◆ **Short exercise**: Edit the entries below by changing "elements" to "items" and leaving everything else the same. Write them out again without the pictures.

◆ **Records provided**:
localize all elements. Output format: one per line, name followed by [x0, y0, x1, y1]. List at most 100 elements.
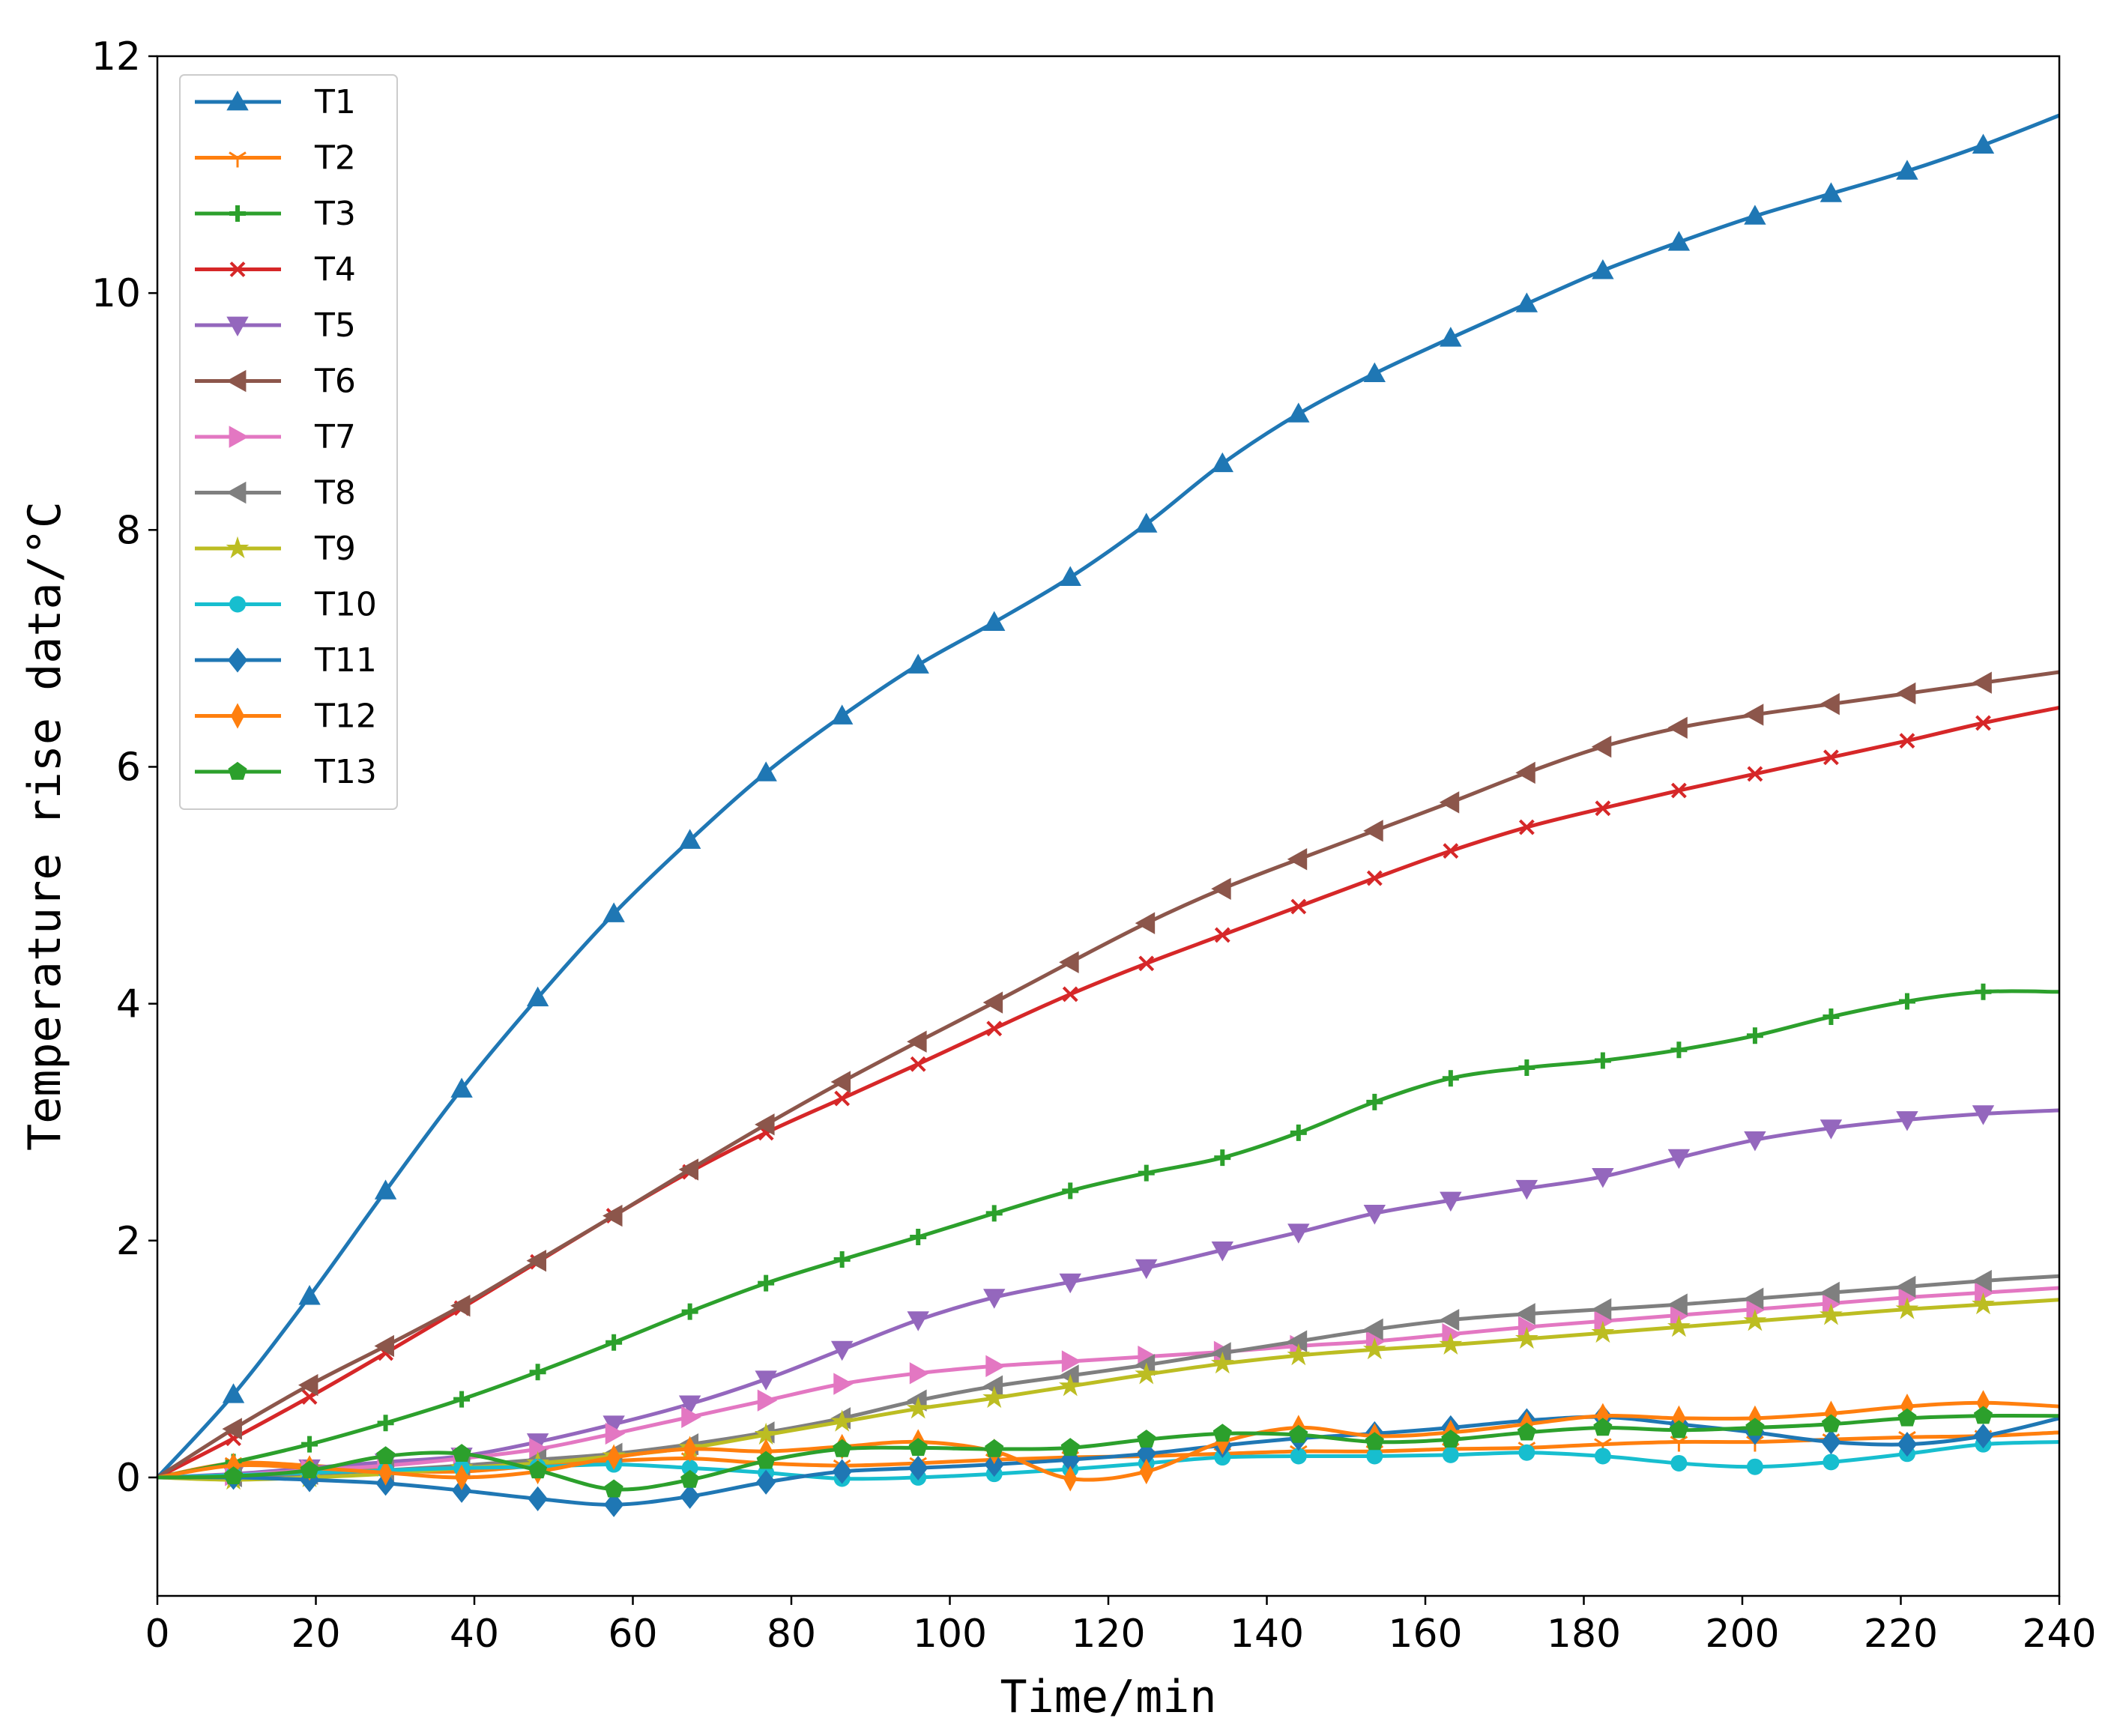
- data-point-T1: [222, 1383, 245, 1403]
- data-point-T1: [1287, 402, 1310, 423]
- data-point-T3: [1062, 1182, 1079, 1200]
- data-point-T1: [450, 1077, 473, 1098]
- data-point-T10: [1822, 1454, 1840, 1471]
- data-point-T3: [985, 1205, 1003, 1222]
- data-point-T1: [603, 902, 625, 922]
- data-point-T3: [1822, 1008, 1840, 1025]
- data-point-T8: [1895, 1275, 1916, 1298]
- data-point-T1: [755, 761, 777, 781]
- data-point-T4: [1138, 955, 1155, 972]
- data-point-T8: [1743, 1287, 1764, 1310]
- x-tick-label: 120: [1071, 1612, 1145, 1657]
- data-point-T4: [1214, 927, 1230, 943]
- legend-item-T1: T1: [195, 83, 356, 121]
- legend-item-T10: T10: [195, 586, 377, 624]
- data-point-T5: [830, 1340, 854, 1361]
- legend-label: T9: [314, 530, 356, 568]
- legend-marker: [229, 151, 247, 168]
- y-tick-label: 8: [116, 508, 141, 553]
- x-tick-label: 100: [913, 1612, 987, 1657]
- legend-item-T7: T7: [195, 418, 356, 456]
- data-point-T5: [1896, 1111, 1918, 1131]
- data-point-T4: [1670, 782, 1687, 799]
- data-point-T6: [1819, 692, 1840, 716]
- legend-label: T8: [314, 474, 356, 512]
- data-point-T1: [526, 986, 549, 1007]
- series-T3: [157, 983, 2060, 1480]
- legend-label: T1: [314, 83, 356, 121]
- data-point-T8: [1287, 1330, 1308, 1352]
- data-point-T6: [755, 1113, 775, 1136]
- data-point-T7: [985, 1355, 1006, 1378]
- data-point-T12: [606, 1444, 621, 1471]
- legend-marker: [226, 536, 250, 559]
- data-point-T11: [1897, 1432, 1918, 1457]
- data-point-T13: [223, 1466, 244, 1485]
- legend-label: T7: [314, 418, 356, 456]
- data-point-T5: [1211, 1241, 1233, 1262]
- data-point-T13: [1289, 1424, 1308, 1443]
- series-T13: [157, 1406, 2060, 1498]
- data-point-T10: [1670, 1454, 1688, 1472]
- data-point-T6: [1591, 735, 1612, 758]
- legend-label: T5: [314, 306, 356, 345]
- data-point-T4: [834, 1090, 851, 1107]
- data-point-T11: [832, 1459, 852, 1484]
- data-point-T6: [450, 1295, 471, 1317]
- data-point-T5: [1592, 1168, 1614, 1188]
- data-point-T13: [1669, 1420, 1688, 1439]
- data-point-T10: [1442, 1446, 1459, 1463]
- data-point-T11: [528, 1486, 548, 1511]
- data-point-T9: [1135, 1362, 1159, 1385]
- legend-marker: [227, 647, 248, 673]
- x-tick-label: 0: [145, 1612, 169, 1657]
- legend-item-T6: T6: [195, 363, 356, 401]
- data-point-T13: [452, 1444, 471, 1463]
- data-point-T4: [1823, 749, 1839, 766]
- data-point-T10: [1518, 1444, 1535, 1461]
- data-point-T9: [1743, 1309, 1767, 1331]
- legend: T1 T2 T3 T4 T5 T6 T7 T8 T9 T10 T11 T12 T13: [179, 74, 398, 810]
- legend-item-T12: T12: [195, 698, 377, 736]
- data-point-T8: [1667, 1293, 1688, 1316]
- data-point-T11: [984, 1451, 1005, 1478]
- data-point-T1: [830, 704, 854, 725]
- data-point-T7: [909, 1362, 930, 1385]
- x-tick-label: 40: [450, 1612, 499, 1657]
- data-point-T7: [757, 1389, 778, 1412]
- legend-label: T12: [314, 698, 377, 736]
- data-point-T6: [374, 1334, 394, 1358]
- data-point-T7: [605, 1422, 626, 1445]
- data-point-T6: [1667, 716, 1688, 739]
- data-point-T3: [1975, 983, 1992, 1000]
- data-point-T3: [377, 1415, 394, 1432]
- data-point-T13: [604, 1479, 623, 1498]
- data-point-T6: [1135, 912, 1156, 934]
- data-point-T6: [1287, 848, 1308, 871]
- data-point-T9: [982, 1385, 1006, 1409]
- data-point-T3: [1746, 1027, 1763, 1044]
- data-point-T13: [1441, 1430, 1461, 1448]
- data-point-T4: [1443, 843, 1459, 859]
- data-point-T9: [1362, 1337, 1386, 1360]
- data-point-T1: [1515, 292, 1538, 312]
- legend-marker: [229, 261, 246, 277]
- data-point-T9: [1972, 1292, 1995, 1315]
- data-point-T3: [301, 1436, 318, 1453]
- data-point-T13: [1137, 1430, 1156, 1448]
- data-point-T8: [1363, 1318, 1383, 1341]
- data-point-T3: [1670, 1041, 1688, 1059]
- data-point-T12: [683, 1436, 697, 1463]
- legend-marker: [226, 369, 247, 393]
- data-point-T9: [1058, 1373, 1082, 1397]
- data-point-T9: [1210, 1351, 1234, 1374]
- data-point-T6: [1439, 791, 1460, 814]
- data-point-T6: [907, 1030, 927, 1053]
- data-point-T6: [526, 1249, 546, 1272]
- data-point-T4: [1062, 986, 1078, 1002]
- data-point-T9: [830, 1409, 854, 1432]
- data-point-T11: [451, 1478, 472, 1503]
- legend-item-T3: T3: [195, 195, 356, 233]
- data-point-T5: [678, 1395, 701, 1415]
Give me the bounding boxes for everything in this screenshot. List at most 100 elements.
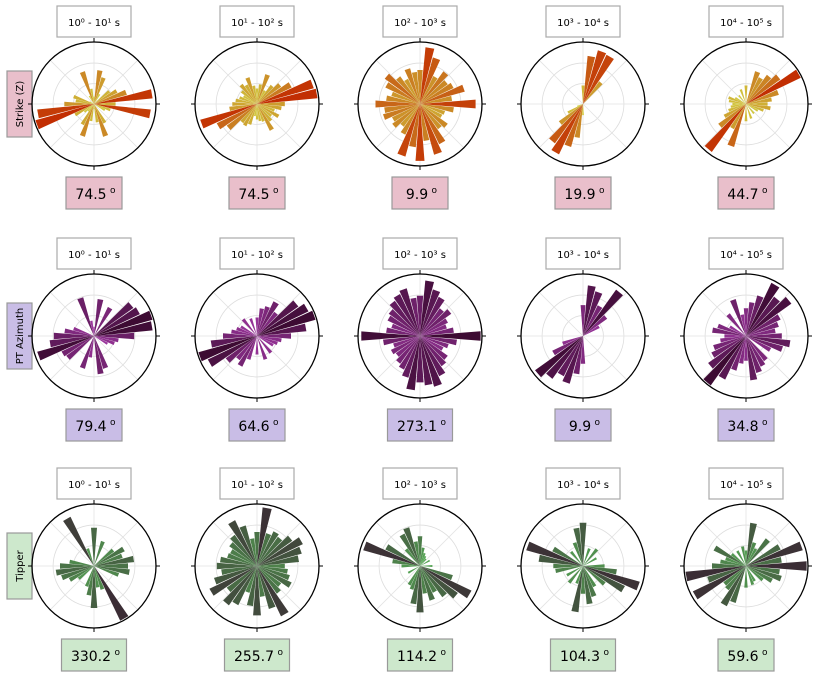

◆ **Exercise answer**:
localize all items. Output format: one per line, name followed by [x0, y0, x1, y1]. List at most 100 items.
- data-point-T1: [222, 1383, 245, 1403]
- data-point-T1: [1287, 402, 1310, 423]
- data-point-T3: [1062, 1182, 1079, 1200]
- data-point-T1: [450, 1077, 473, 1098]
- data-point-T10: [1822, 1454, 1840, 1471]
- data-point-T3: [985, 1205, 1003, 1222]
- data-point-T1: [603, 902, 625, 922]
- data-point-T3: [1822, 1008, 1840, 1025]
- data-point-T8: [1895, 1275, 1916, 1298]
- data-point-T1: [755, 761, 777, 781]
- data-point-T4: [1138, 955, 1155, 972]
- data-point-T8: [1743, 1287, 1764, 1310]
- x-tick-label: 120: [1071, 1612, 1145, 1657]
- data-point-T4: [1214, 927, 1230, 943]
- legend-item-T1: T1: [195, 83, 356, 121]
- legend-item-T10: T10: [195, 586, 377, 624]
- data-point-T5: [830, 1340, 854, 1361]
- legend-label: T9: [314, 530, 356, 568]
- legend-marker: [229, 151, 247, 168]
- y-tick-label: 8: [116, 508, 141, 553]
- x-tick-label: 100: [913, 1612, 987, 1657]
- legend-item-T7: T7: [195, 418, 356, 456]
- data-point-T5: [1896, 1111, 1918, 1131]
- data-point-T4: [1670, 782, 1687, 799]
- data-point-T6: [1819, 692, 1840, 716]
- legend-label: T8: [314, 474, 356, 512]
- data-point-T1: [526, 986, 549, 1007]
- series-T3: [157, 983, 2060, 1480]
- legend-label: T1: [314, 83, 356, 121]
- data-point-T8: [1287, 1330, 1308, 1352]
- data-point-T6: [755, 1113, 775, 1136]
- data-point-T7: [985, 1355, 1006, 1378]
- data-point-T12: [606, 1444, 621, 1471]
- legend-marker: [226, 536, 250, 559]
- data-point-T11: [1897, 1432, 1918, 1457]
- data-point-T13: [223, 1466, 244, 1485]
- legend-label: T7: [314, 418, 356, 456]
- data-point-T5: [1211, 1241, 1233, 1262]
- data-point-T13: [1289, 1424, 1308, 1443]
- series-T13: [157, 1406, 2060, 1498]
- data-point-T10: [1670, 1454, 1688, 1472]
- data-point-T6: [1591, 735, 1612, 758]
- legend-label: T5: [314, 306, 356, 345]
- data-point-T4: [834, 1090, 851, 1107]
- data-point-T11: [832, 1459, 852, 1484]
- data-point-T6: [450, 1295, 471, 1317]
- data-point-T5: [1592, 1168, 1614, 1188]
- data-point-T13: [1669, 1420, 1688, 1439]
- data-point-T10: [1442, 1446, 1459, 1463]
- data-point-T11: [528, 1486, 548, 1511]
- data-point-T9: [1135, 1362, 1159, 1385]
- legend-marker: [227, 647, 248, 673]
- x-tick-label: 0: [145, 1612, 169, 1657]
- legend-item-T6: T6: [195, 363, 356, 401]
- data-point-T13: [452, 1444, 471, 1463]
- data-point-T4: [1823, 749, 1839, 766]
- data-point-T10: [1518, 1444, 1535, 1461]
- data-point-T9: [1743, 1309, 1767, 1331]
- legend: T1 T2 T3 T4 T5 T6 T7 T8 T9 T10 T11 T12 T13: [179, 74, 398, 810]
- legend-item-T12: T12: [195, 698, 377, 736]
- data-point-T8: [1667, 1293, 1688, 1316]
- data-point-T11: [984, 1451, 1005, 1478]
- data-point-T1: [830, 704, 854, 725]
- data-point-T7: [909, 1362, 930, 1385]
- x-tick-label: 40: [450, 1612, 499, 1657]
- data-point-T7: [757, 1389, 778, 1412]
- legend-label: T12: [314, 698, 377, 736]
- data-point-T6: [374, 1334, 394, 1358]
- data-point-T7: [605, 1422, 626, 1445]
- data-point-T6: [1667, 716, 1688, 739]
- data-point-T3: [1975, 983, 1992, 1000]
- data-point-T3: [377, 1415, 394, 1432]
- data-point-T13: [604, 1479, 623, 1498]
- data-point-T6: [1135, 912, 1156, 934]
- data-point-T6: [1287, 848, 1308, 871]
- data-point-T9: [982, 1385, 1006, 1409]
- data-point-T3: [1746, 1027, 1763, 1044]
- data-point-T13: [1441, 1430, 1461, 1448]
- data-point-T4: [1443, 843, 1459, 859]
- data-point-T9: [1362, 1337, 1386, 1360]
- data-point-T1: [1515, 292, 1538, 312]
- legend-marker: [229, 261, 246, 277]
- data-point-T9: [1972, 1292, 1995, 1315]
- data-point-T3: [301, 1436, 318, 1453]
- data-point-T13: [1137, 1430, 1156, 1448]
- data-point-T8: [1363, 1318, 1383, 1341]
- data-point-T3: [1670, 1041, 1688, 1059]
- data-point-T12: [683, 1436, 697, 1463]
- legend-marker: [226, 369, 247, 393]
- data-point-T9: [1058, 1373, 1082, 1397]
- data-point-T9: [1210, 1351, 1234, 1374]
- data-point-T6: [1439, 791, 1460, 814]
- data-point-T6: [907, 1030, 927, 1053]
- data-point-T6: [526, 1249, 546, 1272]
- data-point-T4: [1062, 986, 1078, 1002]
- data-point-T9: [830, 1409, 854, 1432]
- data-point-T11: [451, 1478, 472, 1503]
- legend-item-T3: T3: [195, 195, 356, 233]
- data-point-T5: [678, 1395, 701, 1415]
Give me the bounding boxes for everything in this screenshot. List at most 100 items.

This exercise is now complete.